### Short problem
Find the number of lines containing the string "this" in the data. Answer with the number by itself.

### Raw data
....
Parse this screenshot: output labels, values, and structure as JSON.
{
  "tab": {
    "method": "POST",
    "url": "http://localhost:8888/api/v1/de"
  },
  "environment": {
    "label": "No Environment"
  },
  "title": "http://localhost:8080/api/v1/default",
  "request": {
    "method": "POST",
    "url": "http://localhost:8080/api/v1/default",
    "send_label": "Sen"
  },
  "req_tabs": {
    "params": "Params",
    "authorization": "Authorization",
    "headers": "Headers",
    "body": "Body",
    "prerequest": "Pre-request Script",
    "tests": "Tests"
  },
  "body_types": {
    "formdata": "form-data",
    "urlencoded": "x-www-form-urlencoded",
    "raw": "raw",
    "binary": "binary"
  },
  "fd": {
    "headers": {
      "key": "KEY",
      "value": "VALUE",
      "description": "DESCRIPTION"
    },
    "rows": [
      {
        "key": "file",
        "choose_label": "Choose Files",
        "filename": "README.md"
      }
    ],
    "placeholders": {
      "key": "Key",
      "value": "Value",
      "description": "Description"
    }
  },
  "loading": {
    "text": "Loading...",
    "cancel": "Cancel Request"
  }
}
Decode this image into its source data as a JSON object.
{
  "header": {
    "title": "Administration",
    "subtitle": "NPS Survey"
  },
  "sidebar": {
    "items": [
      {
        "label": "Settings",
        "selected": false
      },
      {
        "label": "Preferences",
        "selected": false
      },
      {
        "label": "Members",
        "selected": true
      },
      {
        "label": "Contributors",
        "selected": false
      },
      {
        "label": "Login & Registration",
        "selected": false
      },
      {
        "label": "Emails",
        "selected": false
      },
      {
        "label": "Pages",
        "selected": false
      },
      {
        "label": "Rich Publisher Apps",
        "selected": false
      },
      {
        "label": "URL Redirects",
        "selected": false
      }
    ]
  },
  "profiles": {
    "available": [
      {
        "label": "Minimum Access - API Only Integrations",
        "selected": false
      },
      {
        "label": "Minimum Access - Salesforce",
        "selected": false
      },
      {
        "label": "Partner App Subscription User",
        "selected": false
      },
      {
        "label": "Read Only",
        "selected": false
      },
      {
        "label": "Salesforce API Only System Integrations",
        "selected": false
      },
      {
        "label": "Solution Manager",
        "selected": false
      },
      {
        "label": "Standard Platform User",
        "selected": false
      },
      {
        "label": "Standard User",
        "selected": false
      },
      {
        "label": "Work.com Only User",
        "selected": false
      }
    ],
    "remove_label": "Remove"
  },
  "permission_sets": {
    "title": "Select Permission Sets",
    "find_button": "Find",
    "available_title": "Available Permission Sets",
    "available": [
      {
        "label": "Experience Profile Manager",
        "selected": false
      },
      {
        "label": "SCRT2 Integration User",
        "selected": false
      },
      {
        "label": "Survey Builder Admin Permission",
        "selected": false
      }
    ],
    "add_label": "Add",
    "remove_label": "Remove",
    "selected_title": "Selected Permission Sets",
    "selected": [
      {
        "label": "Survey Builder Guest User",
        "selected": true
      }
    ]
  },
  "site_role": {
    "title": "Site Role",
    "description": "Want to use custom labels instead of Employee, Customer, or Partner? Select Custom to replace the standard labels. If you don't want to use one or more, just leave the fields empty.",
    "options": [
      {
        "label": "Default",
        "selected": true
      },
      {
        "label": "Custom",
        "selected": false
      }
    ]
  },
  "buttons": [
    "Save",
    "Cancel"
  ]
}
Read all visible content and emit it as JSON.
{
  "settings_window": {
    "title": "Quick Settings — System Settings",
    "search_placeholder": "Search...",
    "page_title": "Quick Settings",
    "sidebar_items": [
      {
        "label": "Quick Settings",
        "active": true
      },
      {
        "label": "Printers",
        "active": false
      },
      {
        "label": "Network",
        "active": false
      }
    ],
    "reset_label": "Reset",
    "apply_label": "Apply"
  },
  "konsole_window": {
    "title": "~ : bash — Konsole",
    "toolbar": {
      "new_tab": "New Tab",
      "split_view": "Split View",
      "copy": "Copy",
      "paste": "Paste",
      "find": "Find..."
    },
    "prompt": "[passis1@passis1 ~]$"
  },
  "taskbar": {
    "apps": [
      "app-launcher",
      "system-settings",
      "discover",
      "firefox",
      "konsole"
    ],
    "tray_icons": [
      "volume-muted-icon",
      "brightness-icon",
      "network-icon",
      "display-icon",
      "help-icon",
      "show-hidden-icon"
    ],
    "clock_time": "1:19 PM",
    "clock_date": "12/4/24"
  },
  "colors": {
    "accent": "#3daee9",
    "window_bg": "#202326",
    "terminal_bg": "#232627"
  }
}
....
### In response
2